# [Goal]
Reproduce the records exactly.

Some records

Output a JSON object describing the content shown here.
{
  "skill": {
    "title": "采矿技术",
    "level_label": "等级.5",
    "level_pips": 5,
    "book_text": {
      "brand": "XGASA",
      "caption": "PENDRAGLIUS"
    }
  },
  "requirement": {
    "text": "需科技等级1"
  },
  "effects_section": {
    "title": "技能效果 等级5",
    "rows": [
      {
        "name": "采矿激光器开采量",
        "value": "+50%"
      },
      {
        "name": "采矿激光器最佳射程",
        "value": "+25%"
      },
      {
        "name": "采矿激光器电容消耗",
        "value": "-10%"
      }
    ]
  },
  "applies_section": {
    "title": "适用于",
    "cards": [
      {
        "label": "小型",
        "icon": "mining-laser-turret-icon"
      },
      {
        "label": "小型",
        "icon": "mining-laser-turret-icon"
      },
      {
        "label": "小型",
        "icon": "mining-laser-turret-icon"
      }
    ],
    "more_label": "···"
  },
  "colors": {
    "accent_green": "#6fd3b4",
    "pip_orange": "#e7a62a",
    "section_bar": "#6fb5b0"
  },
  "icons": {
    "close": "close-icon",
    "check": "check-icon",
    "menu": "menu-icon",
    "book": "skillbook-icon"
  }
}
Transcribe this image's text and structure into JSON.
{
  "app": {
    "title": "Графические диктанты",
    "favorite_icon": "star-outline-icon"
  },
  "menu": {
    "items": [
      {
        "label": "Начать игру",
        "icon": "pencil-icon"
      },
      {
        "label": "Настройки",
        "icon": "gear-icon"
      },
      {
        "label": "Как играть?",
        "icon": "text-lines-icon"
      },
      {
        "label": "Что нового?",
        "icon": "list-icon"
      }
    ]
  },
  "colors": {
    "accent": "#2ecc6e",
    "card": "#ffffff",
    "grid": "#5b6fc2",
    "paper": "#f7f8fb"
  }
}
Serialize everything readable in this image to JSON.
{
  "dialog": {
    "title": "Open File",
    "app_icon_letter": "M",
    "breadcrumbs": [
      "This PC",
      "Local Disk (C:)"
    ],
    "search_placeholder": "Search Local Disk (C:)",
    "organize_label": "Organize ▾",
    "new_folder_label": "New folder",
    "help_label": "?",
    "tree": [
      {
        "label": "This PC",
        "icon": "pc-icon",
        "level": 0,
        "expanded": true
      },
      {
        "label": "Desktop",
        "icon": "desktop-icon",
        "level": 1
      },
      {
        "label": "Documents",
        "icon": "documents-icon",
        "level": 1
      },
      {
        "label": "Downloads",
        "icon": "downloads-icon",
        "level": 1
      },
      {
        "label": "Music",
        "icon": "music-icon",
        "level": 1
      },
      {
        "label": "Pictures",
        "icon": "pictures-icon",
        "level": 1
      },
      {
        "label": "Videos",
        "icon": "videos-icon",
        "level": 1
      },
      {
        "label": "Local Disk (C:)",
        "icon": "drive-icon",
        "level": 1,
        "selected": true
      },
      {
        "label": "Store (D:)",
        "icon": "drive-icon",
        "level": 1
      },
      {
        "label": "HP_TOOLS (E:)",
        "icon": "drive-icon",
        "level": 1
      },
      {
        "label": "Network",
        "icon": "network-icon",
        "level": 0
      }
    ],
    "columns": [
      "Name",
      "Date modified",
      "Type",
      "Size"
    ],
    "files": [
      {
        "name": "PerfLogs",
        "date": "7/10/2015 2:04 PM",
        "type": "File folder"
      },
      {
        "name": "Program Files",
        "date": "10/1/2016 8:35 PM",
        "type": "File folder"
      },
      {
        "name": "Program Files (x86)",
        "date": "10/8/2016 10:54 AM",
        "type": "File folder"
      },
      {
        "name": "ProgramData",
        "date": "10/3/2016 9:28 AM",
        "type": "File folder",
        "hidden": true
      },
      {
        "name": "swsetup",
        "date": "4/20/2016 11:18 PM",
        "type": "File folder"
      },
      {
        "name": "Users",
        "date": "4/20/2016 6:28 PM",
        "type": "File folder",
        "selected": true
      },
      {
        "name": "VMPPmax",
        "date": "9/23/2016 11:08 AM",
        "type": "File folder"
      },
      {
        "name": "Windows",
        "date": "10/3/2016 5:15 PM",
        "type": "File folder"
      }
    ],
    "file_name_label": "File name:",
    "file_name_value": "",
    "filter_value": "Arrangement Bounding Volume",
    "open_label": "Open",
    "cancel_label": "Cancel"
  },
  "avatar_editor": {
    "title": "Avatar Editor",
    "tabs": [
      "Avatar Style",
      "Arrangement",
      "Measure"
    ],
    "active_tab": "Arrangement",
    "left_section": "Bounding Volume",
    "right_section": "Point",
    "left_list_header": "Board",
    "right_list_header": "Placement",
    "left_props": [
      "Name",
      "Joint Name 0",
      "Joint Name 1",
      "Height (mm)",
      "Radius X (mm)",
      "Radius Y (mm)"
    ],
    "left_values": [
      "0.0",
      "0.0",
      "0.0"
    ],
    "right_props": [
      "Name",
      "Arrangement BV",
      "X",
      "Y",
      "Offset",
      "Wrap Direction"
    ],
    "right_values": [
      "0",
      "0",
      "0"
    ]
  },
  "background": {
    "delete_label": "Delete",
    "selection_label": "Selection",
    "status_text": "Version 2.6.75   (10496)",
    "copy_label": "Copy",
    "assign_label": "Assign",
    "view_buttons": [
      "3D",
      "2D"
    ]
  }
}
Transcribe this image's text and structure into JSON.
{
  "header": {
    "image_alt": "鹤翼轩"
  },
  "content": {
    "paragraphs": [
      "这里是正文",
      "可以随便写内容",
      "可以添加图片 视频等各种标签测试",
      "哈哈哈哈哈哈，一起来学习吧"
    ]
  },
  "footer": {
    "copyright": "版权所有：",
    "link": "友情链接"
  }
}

# [Answer to the exercise]
Output a JSON object describing the content shown here.
{
  "skill": {
    "title": "采矿技术",
    "level_label": "等级.5",
    "level_pips": 5,
    "book_text": {
      "brand": "XGASA",
      "caption": "PENDRAGLIUS"
    }
  },
  "requirement": {
    "text": "需科技等级1"
  },
  "effects_section": {
    "title": "技能效果 等级5",
    "rows": [
      {
        "name": "采矿激光器开采量",
        "value": "+50%"
      },
      {
        "name": "采矿激光器最佳射程",
        "value": "+25%"
      },
      {
        "name": "采矿激光器电容消耗",
        "value": "-10%"
      }
    ]
  },
  "applies_section": {
    "title": "适用于",
    "cards": [
      {
        "label": "小型",
        "icon": "mining-laser-turret-icon"
      },
      {
        "label": "小型",
        "icon": "mining-laser-turret-icon"
      },
      {
        "label": "小型",
        "icon": "mining-laser-turret-icon"
      }
    ],
    "more_label": "···"
  },
  "colors": {
    "accent_green": "#6fd3b4",
    "pip_orange": "#e7a62a",
    "section_bar": "#6fb5b0"
  },
  "icons": {
    "close": "close-icon",
    "check": "check-icon",
    "menu": "menu-icon",
    "book": "skillbook-icon"
  }
}
Transcribe this image's text and structure into JSON.
{
  "app": {
    "title": "Графические диктанты",
    "favorite_icon": "star-outline-icon"
  },
  "menu": {
    "items": [
      {
        "label": "Начать игру",
        "icon": "pencil-icon"
      },
      {
        "label": "Настройки",
        "icon": "gear-icon"
      },
      {
        "label": "Как играть?",
        "icon": "text-lines-icon"
      },
      {
        "label": "Что нового?",
        "icon": "list-icon"
      }
    ]
  },
  "colors": {
    "accent": "#2ecc6e",
    "card": "#ffffff",
    "grid": "#5b6fc2",
    "paper": "#f7f8fb"
  }
}
Serialize everything readable in this image to JSON.
{
  "dialog": {
    "title": "Open File",
    "app_icon_letter": "M",
    "breadcrumbs": [
      "This PC",
      "Local Disk (C:)"
    ],
    "search_placeholder": "Search Local Disk (C:)",
    "organize_label": "Organize ▾",
    "new_folder_label": "New folder",
    "help_label": "?",
    "tree": [
      {
        "label": "This PC",
        "icon": "pc-icon",
        "level": 0,
        "expanded": true
      },
      {
        "label": "Desktop",
        "icon": "desktop-icon",
        "level": 1
      },
      {
        "label": "Documents",
        "icon": "documents-icon",
        "level": 1
      },
      {
        "label": "Downloads",
        "icon": "downloads-icon",
        "level": 1
      },
      {
        "label": "Music",
        "icon": "music-icon",
        "level": 1
      },
      {
        "label": "Pictures",
        "icon": "pictures-icon",
        "level": 1
      },
      {
        "label": "Videos",
        "icon": "videos-icon",
        "level": 1
      },
      {
        "label": "Local Disk (C:)",
        "icon": "drive-icon",
        "level": 1,
        "selected": true
      },
      {
        "label": "Store (D:)",
        "icon": "drive-icon",
        "level": 1
      },
      {
        "label": "HP_TOOLS (E:)",
        "icon": "drive-icon",
        "level": 1
      },
      {
        "label": "Network",
        "icon": "network-icon",
        "level": 0
      }
    ],
    "columns": [
      "Name",
      "Date modified",
      "Type",
      "Size"
    ],
    "files": [
      {
        "name": "PerfLogs",
        "date": "7/10/2015 2:04 PM",
        "type": "File folder"
      },
      {
        "name": "Program Files",
        "date": "10/1/2016 8:35 PM",
        "type": "File folder"
      },
      {
        "name": "Program Files (x86)",
        "date": "10/8/2016 10:54 AM",
        "type": "File folder"
      },
      {
        "name": "ProgramData",
        "date": "10/3/2016 9:28 AM",
        "type": "File folder",
        "hidden": true
      },
      {
        "name": "swsetup",
        "date": "4/20/2016 11:18 PM",
        "type": "File folder"
      },
      {
        "name": "Users",
        "date": "4/20/2016 6:28 PM",
        "type": "File folder",
        "selected": true
      },
      {
        "name": "VMPPmax",
        "date": "9/23/2016 11:08 AM",
        "type": "File folder"
      },
      {
        "name": "Windows",
        "date": "10/3/2016 5:15 PM",
        "type": "File folder"
      }
    ],
    "file_name_label": "File name:",
    "file_name_value": "",
    "filter_value": "Arrangement Bounding Volume",
    "open_label": "Open",
    "cancel_label": "Cancel"
  },
  "avatar_editor": {
    "title": "Avatar Editor",
    "tabs": [
      "Avatar Style",
      "Arrangement",
      "Measure"
    ],
    "active_tab": "Arrangement",
    "left_section": "Bounding Volume",
    "right_section": "Point",
    "left_list_header": "Board",
    "right_list_header": "Placement",
    "left_props": [
      "Name",
      "Joint Name 0",
      "Joint Name 1",
      "Height (mm)",
      "Radius X (mm)",
      "Radius Y (mm)"
    ],
    "left_values": [
      "0.0",
      "0.0",
      "0.0"
    ],
    "right_props": [
      "Name",
      "Arrangement BV",
      "X",
      "Y",
      "Offset",
      "Wrap Direction"
    ],
    "right_values": [
      "0",
      "0",
      "0"
    ]
  },
  "background": {
    "delete_label": "Delete",
    "selection_label": "Selection",
    "status_text": "Version 2.6.75   (10496)",
    "copy_label": "Copy",
    "assign_label": "Assign",
    "view_buttons": [
      "3D",
      "2D"
    ]
  }
}
Transcribe this image's text and structure into JSON.
{
  "header": {
    "image_alt": "鹤翼轩"
  },
  "content": {
    "paragraphs": [
      "这里是正文",
      "可以随便写内容",
      "可以添加图片 视频等各种标签测试",
      "哈哈哈哈哈哈，一起来学习吧"
    ]
  },
  "footer": {
    "copyright": "版权所有：",
    "link": "友情链接"
  }
}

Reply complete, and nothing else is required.